--- Begin ---

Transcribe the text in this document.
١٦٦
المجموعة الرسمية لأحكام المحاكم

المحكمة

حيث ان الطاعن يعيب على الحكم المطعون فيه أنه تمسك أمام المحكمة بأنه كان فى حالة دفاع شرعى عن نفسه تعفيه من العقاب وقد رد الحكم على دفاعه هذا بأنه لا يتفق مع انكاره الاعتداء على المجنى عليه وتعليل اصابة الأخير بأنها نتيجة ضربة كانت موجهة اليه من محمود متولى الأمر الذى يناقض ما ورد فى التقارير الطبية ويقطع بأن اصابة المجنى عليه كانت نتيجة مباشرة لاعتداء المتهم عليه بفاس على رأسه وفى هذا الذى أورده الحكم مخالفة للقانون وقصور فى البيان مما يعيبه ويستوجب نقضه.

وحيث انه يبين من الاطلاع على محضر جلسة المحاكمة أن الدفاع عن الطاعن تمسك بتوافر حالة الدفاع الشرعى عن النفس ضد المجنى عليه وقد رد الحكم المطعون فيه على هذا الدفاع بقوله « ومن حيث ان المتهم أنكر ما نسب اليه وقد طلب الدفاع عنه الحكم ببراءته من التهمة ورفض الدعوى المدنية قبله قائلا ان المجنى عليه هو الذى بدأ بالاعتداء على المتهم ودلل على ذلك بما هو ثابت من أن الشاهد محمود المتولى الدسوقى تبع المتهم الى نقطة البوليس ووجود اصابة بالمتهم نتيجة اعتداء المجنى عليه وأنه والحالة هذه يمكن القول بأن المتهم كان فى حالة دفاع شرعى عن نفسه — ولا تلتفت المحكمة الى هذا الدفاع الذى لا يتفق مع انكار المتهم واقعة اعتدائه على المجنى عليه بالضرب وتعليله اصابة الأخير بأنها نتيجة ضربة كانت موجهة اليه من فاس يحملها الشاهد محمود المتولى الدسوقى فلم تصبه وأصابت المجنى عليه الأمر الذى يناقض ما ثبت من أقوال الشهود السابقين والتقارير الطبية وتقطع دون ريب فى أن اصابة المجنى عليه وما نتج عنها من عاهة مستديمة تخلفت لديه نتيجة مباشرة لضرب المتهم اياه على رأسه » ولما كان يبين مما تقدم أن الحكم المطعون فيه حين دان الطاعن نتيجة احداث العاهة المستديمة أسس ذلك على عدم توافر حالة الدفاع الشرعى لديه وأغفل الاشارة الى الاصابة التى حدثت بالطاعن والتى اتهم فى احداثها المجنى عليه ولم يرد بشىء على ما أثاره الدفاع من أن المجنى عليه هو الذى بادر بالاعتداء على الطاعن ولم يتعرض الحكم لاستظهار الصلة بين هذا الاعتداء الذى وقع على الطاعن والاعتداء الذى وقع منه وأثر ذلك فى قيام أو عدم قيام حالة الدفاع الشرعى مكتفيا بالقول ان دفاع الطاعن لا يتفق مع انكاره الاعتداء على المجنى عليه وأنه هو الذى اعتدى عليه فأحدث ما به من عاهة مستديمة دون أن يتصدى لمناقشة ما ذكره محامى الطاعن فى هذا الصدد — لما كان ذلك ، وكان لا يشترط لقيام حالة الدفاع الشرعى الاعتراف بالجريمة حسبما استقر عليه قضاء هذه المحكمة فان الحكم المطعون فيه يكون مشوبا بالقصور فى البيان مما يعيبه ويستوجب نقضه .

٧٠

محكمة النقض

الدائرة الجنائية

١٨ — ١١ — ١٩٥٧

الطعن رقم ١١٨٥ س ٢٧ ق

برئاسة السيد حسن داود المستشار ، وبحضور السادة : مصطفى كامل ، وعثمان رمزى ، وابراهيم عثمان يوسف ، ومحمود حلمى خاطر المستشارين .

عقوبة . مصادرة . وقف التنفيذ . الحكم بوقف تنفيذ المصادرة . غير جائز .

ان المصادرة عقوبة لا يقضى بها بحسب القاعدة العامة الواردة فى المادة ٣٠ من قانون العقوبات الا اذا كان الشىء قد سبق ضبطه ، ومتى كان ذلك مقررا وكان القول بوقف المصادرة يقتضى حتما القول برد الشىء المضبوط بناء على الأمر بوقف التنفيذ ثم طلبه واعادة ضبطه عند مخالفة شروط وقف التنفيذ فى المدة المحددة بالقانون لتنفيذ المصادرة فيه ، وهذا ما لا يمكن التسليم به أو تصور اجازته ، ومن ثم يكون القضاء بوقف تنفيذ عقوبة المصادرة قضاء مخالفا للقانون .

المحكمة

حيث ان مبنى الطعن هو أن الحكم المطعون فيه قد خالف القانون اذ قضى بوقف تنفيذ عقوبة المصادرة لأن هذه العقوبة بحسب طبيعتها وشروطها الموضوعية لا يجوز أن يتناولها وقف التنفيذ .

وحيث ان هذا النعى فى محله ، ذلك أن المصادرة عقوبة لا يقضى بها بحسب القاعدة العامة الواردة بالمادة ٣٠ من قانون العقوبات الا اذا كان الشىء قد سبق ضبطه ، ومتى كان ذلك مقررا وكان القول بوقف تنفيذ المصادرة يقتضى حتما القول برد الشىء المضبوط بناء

--- End ---

Problem statement: Every record should be repeated exactly; please leave none out.

Problem solution:
Transcribe the text in this document.
١٦٦
المجموعة الرسمية لأحكام المحاكم

المحكمة

حيث ان الطاعن يعيب على الحكم المطعون فيه أنه تمسك أمام المحكمة بأنه كان فى حالة دفاع شرعى عن نفسه تعفيه من العقاب وقد رد الحكم على دفاعه هذا بأنه لا يتفق مع انكاره الاعتداء على المجنى عليه وتعليل اصابة الأخير بأنها نتيجة ضربة كانت موجهة اليه من محمود متولى الأمر الذى يناقض ما ورد فى التقارير الطبية ويقطع بأن اصابة المجنى عليه كانت نتيجة مباشرة لاعتداء المتهم عليه بفاس على رأسه وفى هذا الذى أورده الحكم مخالفة للقانون وقصور فى البيان مما يعيبه ويستوجب نقضه.

وحيث انه يبين من الاطلاع على محضر جلسة المحاكمة أن الدفاع عن الطاعن تمسك بتوافر حالة الدفاع الشرعى عن النفس ضد المجنى عليه وقد رد الحكم المطعون فيه على هذا الدفاع بقوله « ومن حيث ان المتهم أنكر ما نسب اليه وقد طلب الدفاع عنه الحكم ببراءته من التهمة ورفض الدعوى المدنية قبله قائلا ان المجنى عليه هو الذى بدأ بالاعتداء على المتهم ودلل على ذلك بما هو ثابت من أن الشاهد محمود المتولى الدسوقى تبع المتهم الى نقطة البوليس ووجود اصابة بالمتهم نتيجة اعتداء المجنى عليه وأنه والحالة هذه يمكن القول بأن المتهم كان فى حالة دفاع شرعى عن نفسه — ولا تلتفت المحكمة الى هذا الدفاع الذى لا يتفق مع انكار المتهم واقعة اعتدائه على المجنى عليه بالضرب وتعليله اصابة الأخير بأنها نتيجة ضربة كانت موجهة اليه من فاس يحملها الشاهد محمود المتولى الدسوقى فلم تصبه وأصابت المجنى عليه الأمر الذى يناقض ما ثبت من أقوال الشهود السابقين والتقارير الطبية وتقطع دون ريب فى أن اصابة المجنى عليه وما نتج عنها من عاهة مستديمة تخلفت لديه نتيجة مباشرة لضرب المتهم اياه على رأسه » ولما كان يبين مما تقدم أن الحكم المطعون فيه حين دان الطاعن نتيجة احداث العاهة المستديمة أسس ذلك على عدم توافر حالة الدفاع الشرعى لديه وأغفل الاشارة الى الاصابة التى حدثت بالطاعن والتى اتهم فى احداثها المجنى عليه ولم يرد بشىء على ما أثاره الدفاع من أن المجنى عليه هو الذى بادر بالاعتداء على الطاعن ولم يتعرض الحكم لاستظهار الصلة بين هذا الاعتداء الذى وقع على الطاعن والاعتداء الذى وقع منه وأثر ذلك فى قيام أو عدم قيام حالة الدفاع الشرعى مكتفيا بالقول ان دفاع الطاعن لا يتفق مع انكاره الاعتداء على المجنى عليه وأنه هو الذى اعتدى عليه فأحدث ما به من عاهة مستديمة دون أن يتصدى لمناقشة ما ذكره محامى الطاعن فى هذا الصدد — لما كان ذلك ، وكان لا يشترط لقيام حالة الدفاع الشرعى الاعتراف بالجريمة حسبما استقر عليه قضاء هذه المحكمة فان الحكم المطعون فيه يكون مشوبا بالقصور فى البيان مما يعيبه ويستوجب نقضه .

٧٠

محكمة النقض

الدائرة الجنائية

١٨ — ١١ — ١٩٥٧

الطعن رقم ١١٨٥ س ٢٧ ق

برئاسة السيد حسن داود المستشار ، وبحضور السادة : مصطفى كامل ، وعثمان رمزى ، وابراهيم عثمان يوسف ، ومحمود حلمى خاطر المستشارين .

عقوبة . مصادرة . وقف التنفيذ . الحكم بوقف تنفيذ المصادرة . غير جائز .

ان المصادرة عقوبة لا يقضى بها بحسب القاعدة العامة الواردة فى المادة ٣٠ من قانون العقوبات الا اذا كان الشىء قد سبق ضبطه ، ومتى كان ذلك مقررا وكان القول بوقف المصادرة يقتضى حتما القول برد الشىء المضبوط بناء على الأمر بوقف التنفيذ ثم طلبه واعادة ضبطه عند مخالفة شروط وقف التنفيذ فى المدة المحددة بالقانون لتنفيذ المصادرة فيه ، وهذا ما لا يمكن التسليم به أو تصور اجازته ، ومن ثم يكون القضاء بوقف تنفيذ عقوبة المصادرة قضاء مخالفا للقانون .

المحكمة

حيث ان مبنى الطعن هو أن الحكم المطعون فيه قد خالف القانون اذ قضى بوقف تنفيذ عقوبة المصادرة لأن هذه العقوبة بحسب طبيعتها وشروطها الموضوعية لا يجوز أن يتناولها وقف التنفيذ .

وحيث ان هذا النعى فى محله ، ذلك أن المصادرة عقوبة لا يقضى بها بحسب القاعدة العامة الواردة بالمادة ٣٠ من قانون العقوبات الا اذا كان الشىء قد سبق ضبطه ، ومتى كان ذلك مقررا وكان القول بوقف تنفيذ المصادرة يقتضى حتما القول برد الشىء المضبوط بناء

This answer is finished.